Exercise directions
If "density" shows up in a line of the material, return that line.

Records to process
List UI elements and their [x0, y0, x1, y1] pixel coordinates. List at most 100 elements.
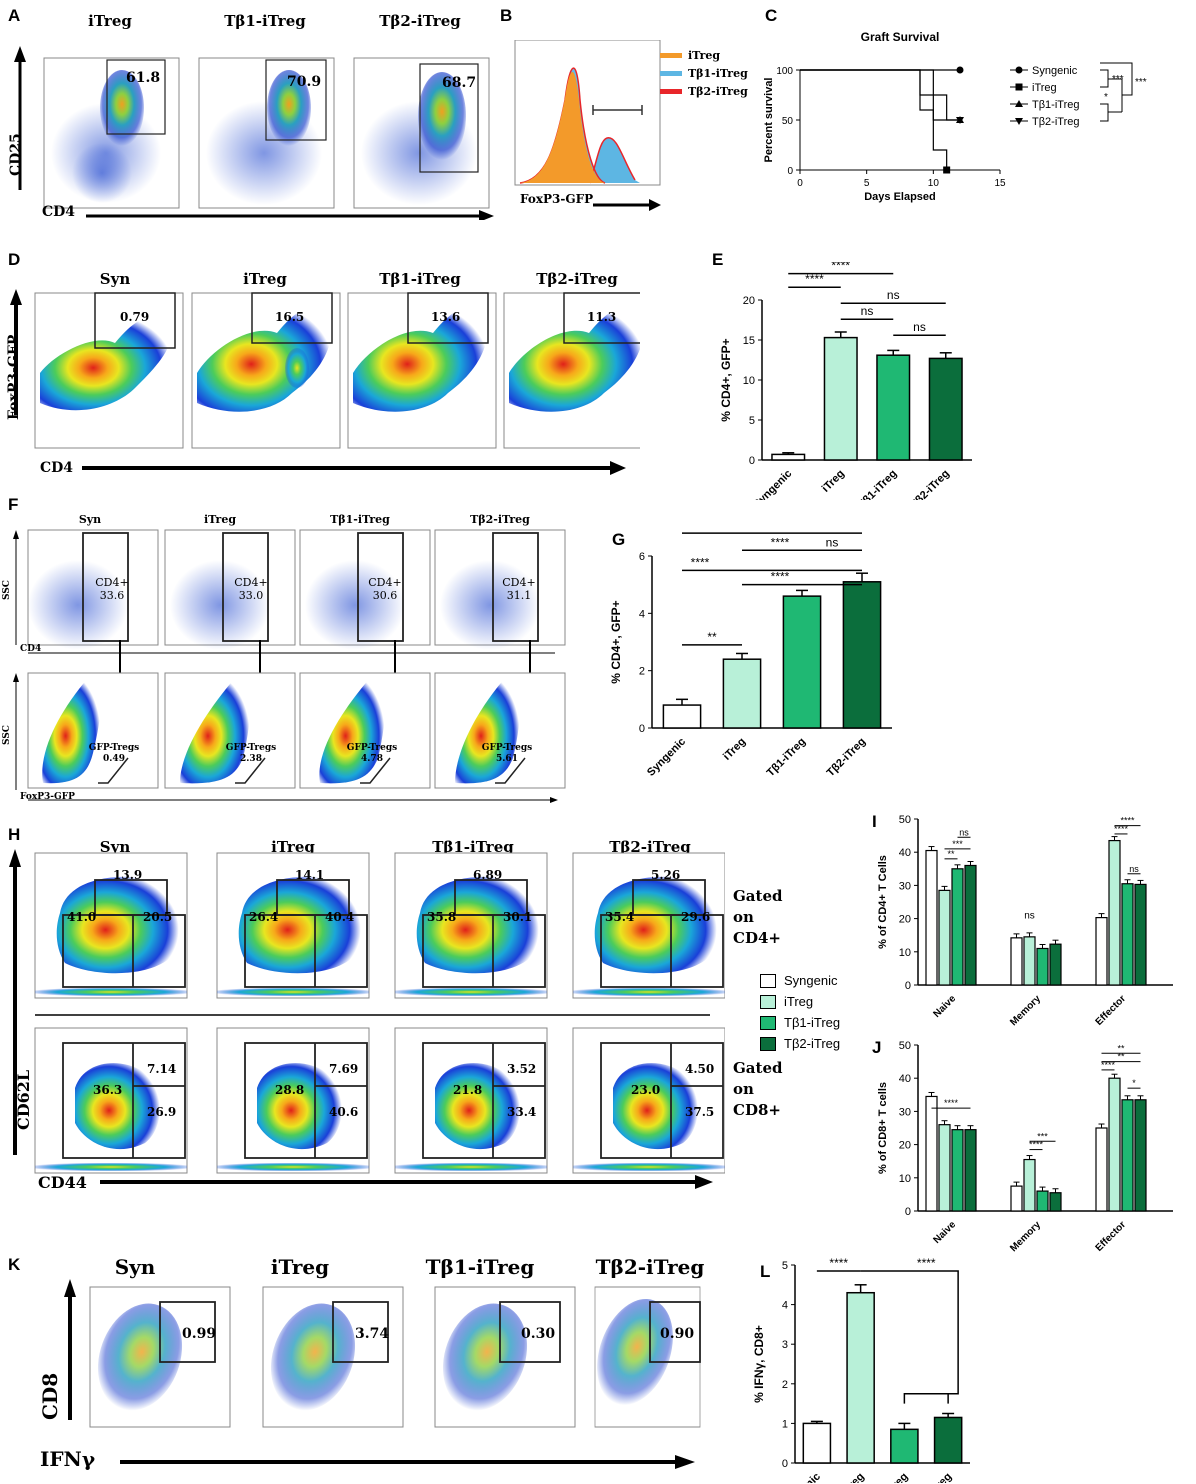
panel-h-cd8-value: 28.8 [275, 1083, 305, 1097]
bar-Memory-Syngenic [1010, 1185, 1023, 1212]
legend-swatch [760, 994, 776, 1009]
panel-h-cd4-value: 40.4 [325, 910, 355, 924]
panel-h-plots [9, 849, 725, 1189]
legend-label: Tβ2-iTreg [784, 1036, 841, 1051]
panel-label-j: J [872, 1038, 882, 1057]
y-tick-label: 2 [639, 666, 645, 678]
y-tick-label: 5 [749, 415, 755, 427]
y-tick-label: 50 [782, 116, 794, 127]
panel-d-x-label: CD4 [40, 460, 74, 476]
density-axis [35, 1163, 187, 1171]
panel-k-x-label: IFNγ [40, 1447, 96, 1471]
marker-invtriangle [1015, 118, 1023, 125]
gate-label: CD4+ [95, 576, 129, 589]
y-tick-label: 0 [749, 455, 755, 467]
bar-Tβ2-iTreg [842, 581, 882, 729]
bar-Naive-Tβ1-iTreg [951, 1129, 964, 1212]
sig-label: * [1104, 92, 1108, 103]
gate-value: 31.1 [506, 589, 532, 602]
bar-Effector-Tβ1-iTreg [1121, 883, 1134, 986]
y-tick-label: 0 [905, 980, 911, 992]
x-tick-label: Tβ1-iTreg [765, 736, 808, 779]
x-axis-label: Days Elapsed [864, 191, 936, 203]
density-axis [573, 1163, 725, 1171]
gated-text: CD8+ [733, 1101, 781, 1119]
panel-d-value-2: 16.5 [275, 310, 305, 324]
panel-d-value-4: 11.3 [587, 310, 617, 324]
legend-swatch [660, 88, 682, 94]
panel-h-cd4-value: 6.89 [473, 868, 503, 882]
panel-h-cd8-value: 37.5 [685, 1105, 715, 1119]
y-tick-label: 10 [899, 1173, 911, 1185]
panel-k-value-3: 0.30 [521, 1326, 556, 1342]
y-axis-label: % CD4+, GFP+ [719, 338, 733, 421]
bar-Effector-Tβ2-iTreg [1134, 883, 1147, 986]
x-tick-label: Tβ2-iTreg [825, 736, 868, 779]
gated-text: on [733, 908, 754, 926]
legend-swatch [760, 973, 776, 988]
legend-label: iTreg [1032, 82, 1057, 94]
bar-Naive-iTreg [938, 889, 951, 986]
x-tick-label: Tβ1-iTreg [867, 1471, 910, 1483]
panel-a-value-2: 70.9 [287, 74, 322, 90]
x-tick-label: Naive [931, 993, 958, 1020]
gate-value: 5.61 [496, 754, 518, 764]
panel-b-histogram [514, 40, 661, 186]
x-tick-label: Tβ1-iTreg [856, 468, 899, 500]
y-tick-label: 20 [899, 1140, 911, 1152]
sig-label: ns [861, 304, 874, 318]
panel-label-h: H [8, 825, 21, 844]
sig-label: **** [831, 262, 850, 273]
sig-label: **** [691, 525, 710, 532]
x-tick-label: iTreg [721, 736, 748, 763]
panel-f-x-label-bottom: FoxP3-GFP [20, 792, 75, 802]
legend-label: Tβ1-iTreg [1032, 99, 1079, 111]
sig-label: ** [707, 630, 717, 644]
panel-label-i: I [872, 812, 877, 831]
panel-f-y-label-bottom: SSC [2, 725, 12, 745]
density [257, 1063, 342, 1150]
marker-triangle [1015, 100, 1023, 107]
marker-square [943, 166, 951, 174]
gate-label: CD4+ [234, 576, 268, 589]
density [238, 876, 361, 974]
bar-Syngenic [802, 1422, 832, 1464]
density-axis [573, 988, 725, 996]
panel-a-title-1: iTreg [88, 12, 132, 30]
bar-Memory-Tβ2-iTreg [1049, 1192, 1062, 1212]
x-tick-label: iTreg [820, 468, 847, 495]
sig-label: ns [1024, 911, 1035, 922]
legend-label: Tβ1-iTreg [688, 66, 748, 80]
sig-label: ** [1117, 1043, 1125, 1053]
chart-i: 0 10 20 30 40 50 % of CD4+ T Cells Naive Memory E… [877, 814, 1173, 1028]
panel-h-cd4-value: 26.4 [249, 910, 279, 924]
x-tick-label: Tβ2-iTreg [908, 468, 951, 500]
bar-Tβ2-iTreg [933, 1416, 963, 1464]
density-axis [217, 1163, 369, 1171]
panel-a-title-2: Tβ1-iTreg [224, 12, 306, 30]
panel-h-cd8-value: 33.4 [507, 1105, 537, 1119]
panel-d-title-4: Tβ2-iTreg [536, 270, 618, 288]
sig-bracket [860, 1270, 959, 1404]
sig-label: **** [805, 272, 824, 286]
bar-Naive-iTreg [938, 1124, 951, 1212]
panel-h-cd4-value: 14.1 [295, 868, 325, 882]
gate-label: CD4+ [502, 576, 536, 589]
panel-k-value-4: 0.90 [660, 1326, 695, 1342]
density-axis [395, 1163, 547, 1171]
chart-title: Graft Survival [861, 30, 940, 44]
y-tick-label: 0 [787, 166, 793, 177]
x-tick-label: Naive [931, 1219, 958, 1246]
bar-iTreg [823, 336, 858, 461]
density-axis [217, 988, 369, 996]
density-axis [35, 988, 187, 996]
gate-value: 33.6 [99, 589, 125, 602]
x-tick-label: 5 [864, 178, 870, 189]
bar-Naive-Tβ2-iTreg [964, 864, 977, 986]
panel-label-a: A [8, 6, 21, 25]
panel-label-k: K [8, 1255, 21, 1274]
bar-Memory-Tβ1-iTreg [1036, 947, 1049, 986]
panel-h-x-label: CD44 [38, 1173, 87, 1192]
y-tick-label: 0 [782, 1458, 788, 1470]
marker-square [1015, 83, 1023, 91]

Response to the task
density-axis [35, 1163, 187, 1171]
density-axis [573, 1163, 725, 1171]
density [257, 1063, 342, 1150]
density [238, 876, 361, 974]
density-axis [573, 988, 725, 996]
density-axis [217, 1163, 369, 1171]
density-axis [395, 1163, 547, 1171]
density-axis [217, 988, 369, 996]
density-axis [35, 988, 187, 996]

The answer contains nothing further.